▶ **Material to process**:

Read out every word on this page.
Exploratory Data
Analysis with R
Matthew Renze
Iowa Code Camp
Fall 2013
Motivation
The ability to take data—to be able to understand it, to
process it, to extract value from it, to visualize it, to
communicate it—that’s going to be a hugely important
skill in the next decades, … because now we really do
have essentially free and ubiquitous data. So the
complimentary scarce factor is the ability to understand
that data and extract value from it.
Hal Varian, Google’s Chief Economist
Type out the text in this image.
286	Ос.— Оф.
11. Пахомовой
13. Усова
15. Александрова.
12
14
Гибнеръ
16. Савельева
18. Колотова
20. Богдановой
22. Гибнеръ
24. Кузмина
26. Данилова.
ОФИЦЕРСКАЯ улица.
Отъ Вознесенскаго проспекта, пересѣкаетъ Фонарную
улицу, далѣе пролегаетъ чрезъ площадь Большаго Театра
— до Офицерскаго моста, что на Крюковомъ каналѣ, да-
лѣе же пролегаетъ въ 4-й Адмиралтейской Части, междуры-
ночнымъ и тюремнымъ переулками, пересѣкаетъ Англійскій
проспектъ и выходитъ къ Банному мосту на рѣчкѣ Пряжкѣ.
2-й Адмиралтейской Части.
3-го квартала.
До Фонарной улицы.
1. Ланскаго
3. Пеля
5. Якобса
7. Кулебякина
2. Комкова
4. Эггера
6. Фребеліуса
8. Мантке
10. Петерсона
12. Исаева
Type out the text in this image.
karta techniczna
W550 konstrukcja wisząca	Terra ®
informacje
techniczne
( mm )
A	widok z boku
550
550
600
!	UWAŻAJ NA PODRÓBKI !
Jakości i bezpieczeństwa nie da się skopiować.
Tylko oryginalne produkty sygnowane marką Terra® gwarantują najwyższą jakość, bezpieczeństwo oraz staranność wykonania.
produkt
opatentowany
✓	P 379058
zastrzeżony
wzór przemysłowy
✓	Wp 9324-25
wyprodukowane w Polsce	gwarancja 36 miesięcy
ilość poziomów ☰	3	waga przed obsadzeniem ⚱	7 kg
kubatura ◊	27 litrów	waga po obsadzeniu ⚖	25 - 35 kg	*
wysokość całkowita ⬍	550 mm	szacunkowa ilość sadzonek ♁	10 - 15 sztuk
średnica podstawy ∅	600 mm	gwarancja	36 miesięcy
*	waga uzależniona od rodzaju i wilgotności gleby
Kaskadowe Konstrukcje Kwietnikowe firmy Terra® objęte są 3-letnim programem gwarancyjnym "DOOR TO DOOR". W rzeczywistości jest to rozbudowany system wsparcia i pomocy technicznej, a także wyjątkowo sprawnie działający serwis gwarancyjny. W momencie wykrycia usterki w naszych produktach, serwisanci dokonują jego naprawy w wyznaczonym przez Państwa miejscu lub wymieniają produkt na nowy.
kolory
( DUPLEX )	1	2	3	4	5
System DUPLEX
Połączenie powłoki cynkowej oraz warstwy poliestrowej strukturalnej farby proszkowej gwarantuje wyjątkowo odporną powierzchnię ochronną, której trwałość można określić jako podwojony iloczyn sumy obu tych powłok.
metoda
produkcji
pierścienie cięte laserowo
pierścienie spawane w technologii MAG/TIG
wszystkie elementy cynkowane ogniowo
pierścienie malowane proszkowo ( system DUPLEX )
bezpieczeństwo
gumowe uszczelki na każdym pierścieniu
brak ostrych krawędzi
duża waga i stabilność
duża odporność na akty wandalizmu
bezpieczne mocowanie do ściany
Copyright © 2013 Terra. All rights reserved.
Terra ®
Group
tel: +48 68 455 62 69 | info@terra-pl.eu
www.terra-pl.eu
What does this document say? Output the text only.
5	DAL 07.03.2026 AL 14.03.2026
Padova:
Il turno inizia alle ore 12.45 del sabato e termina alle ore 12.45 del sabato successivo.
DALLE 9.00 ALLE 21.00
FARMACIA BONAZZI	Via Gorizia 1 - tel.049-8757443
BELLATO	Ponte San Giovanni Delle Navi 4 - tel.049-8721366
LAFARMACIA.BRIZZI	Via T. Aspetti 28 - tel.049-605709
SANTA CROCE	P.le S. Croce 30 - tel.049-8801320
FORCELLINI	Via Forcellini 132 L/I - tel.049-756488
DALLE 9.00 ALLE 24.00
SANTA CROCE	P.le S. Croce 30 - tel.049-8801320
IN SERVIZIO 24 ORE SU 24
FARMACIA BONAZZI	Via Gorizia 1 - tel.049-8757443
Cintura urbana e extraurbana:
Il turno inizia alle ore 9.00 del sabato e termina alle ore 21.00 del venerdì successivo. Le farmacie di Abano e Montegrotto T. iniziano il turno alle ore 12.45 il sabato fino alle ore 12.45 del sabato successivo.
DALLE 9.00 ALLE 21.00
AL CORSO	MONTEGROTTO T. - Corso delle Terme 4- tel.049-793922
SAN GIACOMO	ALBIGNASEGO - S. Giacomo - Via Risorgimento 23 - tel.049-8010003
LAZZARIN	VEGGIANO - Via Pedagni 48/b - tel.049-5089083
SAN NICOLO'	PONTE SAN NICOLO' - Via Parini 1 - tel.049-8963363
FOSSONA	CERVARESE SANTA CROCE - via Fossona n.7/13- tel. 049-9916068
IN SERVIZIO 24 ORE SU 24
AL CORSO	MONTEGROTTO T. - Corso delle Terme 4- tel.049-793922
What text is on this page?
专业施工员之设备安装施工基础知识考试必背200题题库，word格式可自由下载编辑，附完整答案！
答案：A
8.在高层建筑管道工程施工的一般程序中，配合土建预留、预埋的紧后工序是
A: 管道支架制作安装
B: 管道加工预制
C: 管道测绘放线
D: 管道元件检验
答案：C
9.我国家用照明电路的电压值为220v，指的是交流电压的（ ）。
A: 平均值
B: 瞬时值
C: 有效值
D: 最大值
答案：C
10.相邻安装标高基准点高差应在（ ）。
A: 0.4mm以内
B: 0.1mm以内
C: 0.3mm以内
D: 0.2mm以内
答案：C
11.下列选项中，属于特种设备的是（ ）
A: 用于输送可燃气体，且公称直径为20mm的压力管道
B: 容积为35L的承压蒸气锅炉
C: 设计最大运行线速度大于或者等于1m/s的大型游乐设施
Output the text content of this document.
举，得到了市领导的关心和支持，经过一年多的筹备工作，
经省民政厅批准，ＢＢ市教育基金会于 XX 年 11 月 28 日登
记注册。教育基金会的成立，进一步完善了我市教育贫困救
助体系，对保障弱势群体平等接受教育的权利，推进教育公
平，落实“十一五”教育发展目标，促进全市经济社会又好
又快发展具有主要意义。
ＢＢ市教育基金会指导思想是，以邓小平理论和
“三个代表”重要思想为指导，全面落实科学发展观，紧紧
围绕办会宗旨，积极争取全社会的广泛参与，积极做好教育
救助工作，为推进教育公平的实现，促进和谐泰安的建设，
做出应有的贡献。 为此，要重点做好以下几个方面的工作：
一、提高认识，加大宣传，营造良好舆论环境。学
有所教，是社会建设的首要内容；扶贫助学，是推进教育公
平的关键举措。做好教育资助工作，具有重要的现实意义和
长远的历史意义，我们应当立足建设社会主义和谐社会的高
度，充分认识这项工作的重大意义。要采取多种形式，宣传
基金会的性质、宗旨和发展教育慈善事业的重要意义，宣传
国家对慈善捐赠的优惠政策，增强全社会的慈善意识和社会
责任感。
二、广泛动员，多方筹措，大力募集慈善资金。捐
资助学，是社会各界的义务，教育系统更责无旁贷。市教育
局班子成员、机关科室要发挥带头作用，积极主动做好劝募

▶ **Given problem**: Reproduce the material exactly, with every line intact.

▶ **Task answer**:
Read out every word on this page.
Exploratory Data
Analysis with R
Matthew Renze
Iowa Code Camp
Fall 2013
Motivation
The ability to take data—to be able to understand it, to
process it, to extract value from it, to visualize it, to
communicate it—that’s going to be a hugely important
skill in the next decades, … because now we really do
have essentially free and ubiquitous data. So the
complimentary scarce factor is the ability to understand
that data and extract value from it.
Hal Varian, Google’s Chief Economist
Type out the text in this image.
286	Ос.— Оф.
11. Пахомовой
13. Усова
15. Александрова.
12
14
Гибнеръ
16. Савельева
18. Колотова
20. Богдановой
22. Гибнеръ
24. Кузмина
26. Данилова.
ОФИЦЕРСКАЯ улица.
Отъ Вознесенскаго проспекта, пересѣкаетъ Фонарную
улицу, далѣе пролегаетъ чрезъ площадь Большаго Театра
— до Офицерскаго моста, что на Крюковомъ каналѣ, да-
лѣе же пролегаетъ въ 4-й Адмиралтейской Части, междуры-
ночнымъ и тюремнымъ переулками, пересѣкаетъ Англійскій
проспектъ и выходитъ къ Банному мосту на рѣчкѣ Пряжкѣ.
2-й Адмиралтейской Части.
3-го квартала.
До Фонарной улицы.
1. Ланскаго
3. Пеля
5. Якобса
7. Кулебякина
2. Комкова
4. Эггера
6. Фребеліуса
8. Мантке
10. Петерсона
12. Исаева
Type out the text in this image.
karta techniczna
W550 konstrukcja wisząca	Terra ®
informacje
techniczne
( mm )
A	widok z boku
550
550
600
!	UWAŻAJ NA PODRÓBKI !
Jakości i bezpieczeństwa nie da się skopiować.
Tylko oryginalne produkty sygnowane marką Terra® gwarantują najwyższą jakość, bezpieczeństwo oraz staranność wykonania.
produkt
opatentowany
✓	P 379058
zastrzeżony
wzór przemysłowy
✓	Wp 9324-25
wyprodukowane w Polsce	gwarancja 36 miesięcy
ilość poziomów ☰	3	waga przed obsadzeniem ⚱	7 kg
kubatura ◊	27 litrów	waga po obsadzeniu ⚖	25 - 35 kg	*
wysokość całkowita ⬍	550 mm	szacunkowa ilość sadzonek ♁	10 - 15 sztuk
średnica podstawy ∅	600 mm	gwarancja	36 miesięcy
*	waga uzależniona od rodzaju i wilgotności gleby
Kaskadowe Konstrukcje Kwietnikowe firmy Terra® objęte są 3-letnim programem gwarancyjnym "DOOR TO DOOR". W rzeczywistości jest to rozbudowany system wsparcia i pomocy technicznej, a także wyjątkowo sprawnie działający serwis gwarancyjny. W momencie wykrycia usterki w naszych produktach, serwisanci dokonują jego naprawy w wyznaczonym przez Państwa miejscu lub wymieniają produkt na nowy.
kolory
( DUPLEX )	1	2	3	4	5
System DUPLEX
Połączenie powłoki cynkowej oraz warstwy poliestrowej strukturalnej farby proszkowej gwarantuje wyjątkowo odporną powierzchnię ochronną, której trwałość można określić jako podwojony iloczyn sumy obu tych powłok.
metoda
produkcji
pierścienie cięte laserowo
pierścienie spawane w technologii MAG/TIG
wszystkie elementy cynkowane ogniowo
pierścienie malowane proszkowo ( system DUPLEX )
bezpieczeństwo
gumowe uszczelki na każdym pierścieniu
brak ostrych krawędzi
duża waga i stabilność
duża odporność na akty wandalizmu
bezpieczne mocowanie do ściany
Copyright © 2013 Terra. All rights reserved.
Terra ®
Group
tel: +48 68 455 62 69 | info@terra-pl.eu
www.terra-pl.eu
What does this document say? Output the text only.
5	DAL 07.03.2026 AL 14.03.2026
Padova:
Il turno inizia alle ore 12.45 del sabato e termina alle ore 12.45 del sabato successivo.
DALLE 9.00 ALLE 21.00
FARMACIA BONAZZI	Via Gorizia 1 - tel.049-8757443
BELLATO	Ponte San Giovanni Delle Navi 4 - tel.049-8721366
LAFARMACIA.BRIZZI	Via T. Aspetti 28 - tel.049-605709
SANTA CROCE	P.le S. Croce 30 - tel.049-8801320
FORCELLINI	Via Forcellini 132 L/I - tel.049-756488
DALLE 9.00 ALLE 24.00
SANTA CROCE	P.le S. Croce 30 - tel.049-8801320
IN SERVIZIO 24 ORE SU 24
FARMACIA BONAZZI	Via Gorizia 1 - tel.049-8757443
Cintura urbana e extraurbana:
Il turno inizia alle ore 9.00 del sabato e termina alle ore 21.00 del venerdì successivo. Le farmacie di Abano e Montegrotto T. iniziano il turno alle ore 12.45 il sabato fino alle ore 12.45 del sabato successivo.
DALLE 9.00 ALLE 21.00
AL CORSO	MONTEGROTTO T. - Corso delle Terme 4- tel.049-793922
SAN GIACOMO	ALBIGNASEGO - S. Giacomo - Via Risorgimento 23 - tel.049-8010003
LAZZARIN	VEGGIANO - Via Pedagni 48/b - tel.049-5089083
SAN NICOLO'	PONTE SAN NICOLO' - Via Parini 1 - tel.049-8963363
FOSSONA	CERVARESE SANTA CROCE - via Fossona n.7/13- tel. 049-9916068
IN SERVIZIO 24 ORE SU 24
AL CORSO	MONTEGROTTO T. - Corso delle Terme 4- tel.049-793922
What text is on this page?
专业施工员之设备安装施工基础知识考试必背200题题库，word格式可自由下载编辑，附完整答案！
答案：A
8.在高层建筑管道工程施工的一般程序中，配合土建预留、预埋的紧后工序是
A: 管道支架制作安装
B: 管道加工预制
C: 管道测绘放线
D: 管道元件检验
答案：C
9.我国家用照明电路的电压值为220v，指的是交流电压的（ ）。
A: 平均值
B: 瞬时值
C: 有效值
D: 最大值
答案：C
10.相邻安装标高基准点高差应在（ ）。
A: 0.4mm以内
B: 0.1mm以内
C: 0.3mm以内
D: 0.2mm以内
答案：C
11.下列选项中，属于特种设备的是（ ）
A: 用于输送可燃气体，且公称直径为20mm的压力管道
B: 容积为35L的承压蒸气锅炉
C: 设计最大运行线速度大于或者等于1m/s的大型游乐设施
Output the text content of this document.
举，得到了市领导的关心和支持，经过一年多的筹备工作，
经省民政厅批准，ＢＢ市教育基金会于 XX 年 11 月 28 日登
记注册。教育基金会的成立，进一步完善了我市教育贫困救
助体系，对保障弱势群体平等接受教育的权利，推进教育公
平，落实“十一五”教育发展目标，促进全市经济社会又好
又快发展具有主要意义。
ＢＢ市教育基金会指导思想是，以邓小平理论和
“三个代表”重要思想为指导，全面落实科学发展观，紧紧
围绕办会宗旨，积极争取全社会的广泛参与，积极做好教育
救助工作，为推进教育公平的实现，促进和谐泰安的建设，
做出应有的贡献。 为此，要重点做好以下几个方面的工作：
一、提高认识，加大宣传，营造良好舆论环境。学
有所教，是社会建设的首要内容；扶贫助学，是推进教育公
平的关键举措。做好教育资助工作，具有重要的现实意义和
长远的历史意义，我们应当立足建设社会主义和谐社会的高
度，充分认识这项工作的重大意义。要采取多种形式，宣传
基金会的性质、宗旨和发展教育慈善事业的重要意义，宣传
国家对慈善捐赠的优惠政策，增强全社会的慈善意识和社会
责任感。
二、广泛动员，多方筹措，大力募集慈善资金。捐
资助学，是社会各界的义务，教育系统更责无旁贷。市教育
局班子成员、机关科室要发挥带头作用，积极主动做好劝募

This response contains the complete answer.